→ Excerpted records
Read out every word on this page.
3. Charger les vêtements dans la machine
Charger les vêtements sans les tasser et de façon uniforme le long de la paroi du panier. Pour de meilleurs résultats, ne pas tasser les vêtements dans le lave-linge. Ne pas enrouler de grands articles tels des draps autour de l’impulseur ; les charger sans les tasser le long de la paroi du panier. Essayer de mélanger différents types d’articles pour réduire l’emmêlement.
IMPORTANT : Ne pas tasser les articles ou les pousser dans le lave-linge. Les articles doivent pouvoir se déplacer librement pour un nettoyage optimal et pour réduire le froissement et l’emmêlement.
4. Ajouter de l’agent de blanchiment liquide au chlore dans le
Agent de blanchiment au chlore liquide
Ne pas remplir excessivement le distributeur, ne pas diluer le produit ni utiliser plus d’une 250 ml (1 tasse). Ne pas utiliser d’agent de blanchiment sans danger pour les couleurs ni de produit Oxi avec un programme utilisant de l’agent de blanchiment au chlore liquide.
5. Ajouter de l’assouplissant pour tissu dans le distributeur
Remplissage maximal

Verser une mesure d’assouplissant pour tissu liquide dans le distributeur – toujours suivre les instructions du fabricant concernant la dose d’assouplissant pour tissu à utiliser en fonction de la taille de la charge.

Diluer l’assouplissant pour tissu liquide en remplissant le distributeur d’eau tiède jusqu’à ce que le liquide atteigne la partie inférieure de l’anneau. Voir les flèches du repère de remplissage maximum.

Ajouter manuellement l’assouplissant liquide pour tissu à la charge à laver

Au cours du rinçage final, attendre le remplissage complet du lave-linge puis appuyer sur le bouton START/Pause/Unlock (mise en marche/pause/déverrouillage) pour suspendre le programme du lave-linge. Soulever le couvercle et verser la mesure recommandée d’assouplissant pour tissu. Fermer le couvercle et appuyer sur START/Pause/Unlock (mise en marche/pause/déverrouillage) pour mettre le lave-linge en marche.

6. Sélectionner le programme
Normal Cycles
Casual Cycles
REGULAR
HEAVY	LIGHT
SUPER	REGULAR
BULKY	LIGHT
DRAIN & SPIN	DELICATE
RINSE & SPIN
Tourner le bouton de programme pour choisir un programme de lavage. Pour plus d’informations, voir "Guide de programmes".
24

→ What the exercise asks
Pull out each line containing the word "Ajouter" and copy it.

→ Written response
4. Ajouter de l’agent de blanchiment liquide au chlore dans le
5. Ajouter de l’assouplissant pour tissu dans le distributeur
Ajouter manuellement l’assouplissant liquide pour tissu à la charge à laver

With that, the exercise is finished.